> **SHORT EXERCISE**
Each entry below is to be printed verbatim.

/---

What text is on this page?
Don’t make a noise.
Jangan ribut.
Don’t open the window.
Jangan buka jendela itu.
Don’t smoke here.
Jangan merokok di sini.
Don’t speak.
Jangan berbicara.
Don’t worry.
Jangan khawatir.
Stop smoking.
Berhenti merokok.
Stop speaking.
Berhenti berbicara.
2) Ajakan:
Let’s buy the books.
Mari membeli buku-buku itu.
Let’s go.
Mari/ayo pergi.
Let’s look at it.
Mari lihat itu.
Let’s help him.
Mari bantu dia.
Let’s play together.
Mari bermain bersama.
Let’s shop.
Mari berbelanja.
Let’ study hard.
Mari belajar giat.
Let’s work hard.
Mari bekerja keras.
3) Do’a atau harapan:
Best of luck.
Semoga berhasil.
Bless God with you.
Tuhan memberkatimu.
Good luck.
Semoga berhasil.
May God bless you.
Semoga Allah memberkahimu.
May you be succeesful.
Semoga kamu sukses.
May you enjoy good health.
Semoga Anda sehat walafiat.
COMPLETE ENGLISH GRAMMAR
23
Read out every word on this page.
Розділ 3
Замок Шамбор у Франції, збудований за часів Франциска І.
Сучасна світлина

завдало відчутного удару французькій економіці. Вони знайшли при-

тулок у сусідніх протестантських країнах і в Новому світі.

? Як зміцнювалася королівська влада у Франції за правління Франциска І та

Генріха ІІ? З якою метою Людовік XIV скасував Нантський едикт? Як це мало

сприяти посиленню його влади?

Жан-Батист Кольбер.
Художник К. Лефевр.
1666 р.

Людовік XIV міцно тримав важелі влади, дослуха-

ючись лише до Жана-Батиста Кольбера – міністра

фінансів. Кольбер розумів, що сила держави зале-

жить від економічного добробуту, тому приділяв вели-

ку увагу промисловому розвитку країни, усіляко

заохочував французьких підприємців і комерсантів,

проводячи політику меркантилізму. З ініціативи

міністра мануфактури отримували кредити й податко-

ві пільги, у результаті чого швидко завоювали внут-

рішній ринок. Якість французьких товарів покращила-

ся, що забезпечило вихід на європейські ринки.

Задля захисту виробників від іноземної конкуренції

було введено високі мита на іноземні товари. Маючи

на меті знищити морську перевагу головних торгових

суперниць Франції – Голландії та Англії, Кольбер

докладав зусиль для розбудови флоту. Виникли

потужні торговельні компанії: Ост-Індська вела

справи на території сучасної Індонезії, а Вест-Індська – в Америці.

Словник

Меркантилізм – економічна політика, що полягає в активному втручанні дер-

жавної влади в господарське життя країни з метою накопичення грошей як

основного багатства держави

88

\---

> **CORRECT ANSWER**
What text is on this page?
Don’t make a noise.
Jangan ribut.
Don’t open the window.
Jangan buka jendela itu.
Don’t smoke here.
Jangan merokok di sini.
Don’t speak.
Jangan berbicara.
Don’t worry.
Jangan khawatir.
Stop smoking.
Berhenti merokok.
Stop speaking.
Berhenti berbicara.
2) Ajakan:
Let’s buy the books.
Mari membeli buku-buku itu.
Let’s go.
Mari/ayo pergi.
Let’s look at it.
Mari lihat itu.
Let’s help him.
Mari bantu dia.
Let’s play together.
Mari bermain bersama.
Let’s shop.
Mari berbelanja.
Let’ study hard.
Mari belajar giat.
Let’s work hard.
Mari bekerja keras.
3) Do’a atau harapan:
Best of luck.
Semoga berhasil.
Bless God with you.
Tuhan memberkatimu.
Good luck.
Semoga berhasil.
May God bless you.
Semoga Allah memberkahimu.
May you be succeesful.
Semoga kamu sukses.
May you enjoy good health.
Semoga Anda sehat walafiat.
COMPLETE ENGLISH GRAMMAR
23
Read out every word on this page.
Розділ 3
Замок Шамбор у Франції, збудований за часів Франциска І.
Сучасна світлина

завдало відчутного удару французькій економіці. Вони знайшли при-

тулок у сусідніх протестантських країнах і в Новому світі.

? Як зміцнювалася королівська влада у Франції за правління Франциска І та

Генріха ІІ? З якою метою Людовік XIV скасував Нантський едикт? Як це мало

сприяти посиленню його влади?

Жан-Батист Кольбер.
Художник К. Лефевр.
1666 р.

Людовік XIV міцно тримав важелі влади, дослуха-

ючись лише до Жана-Батиста Кольбера – міністра

фінансів. Кольбер розумів, що сила держави зале-

жить від економічного добробуту, тому приділяв вели-

ку увагу промисловому розвитку країни, усіляко

заохочував французьких підприємців і комерсантів,

проводячи політику меркантилізму. З ініціативи

міністра мануфактури отримували кредити й податко-

ві пільги, у результаті чого швидко завоювали внут-

рішній ринок. Якість французьких товарів покращила-

ся, що забезпечило вихід на європейські ринки.

Задля захисту виробників від іноземної конкуренції

було введено високі мита на іноземні товари. Маючи

на меті знищити морську перевагу головних торгових

суперниць Франції – Голландії та Англії, Кольбер

докладав зусиль для розбудови флоту. Виникли

потужні торговельні компанії: Ост-Індська вела

справи на території сучасної Індонезії, а Вест-Індська – в Америці.

Словник

Меркантилізм – економічна політика, що полягає в активному втручанні дер-

жавної влади в господарське життя країни з метою накопичення грошей як

основного багатства держави

88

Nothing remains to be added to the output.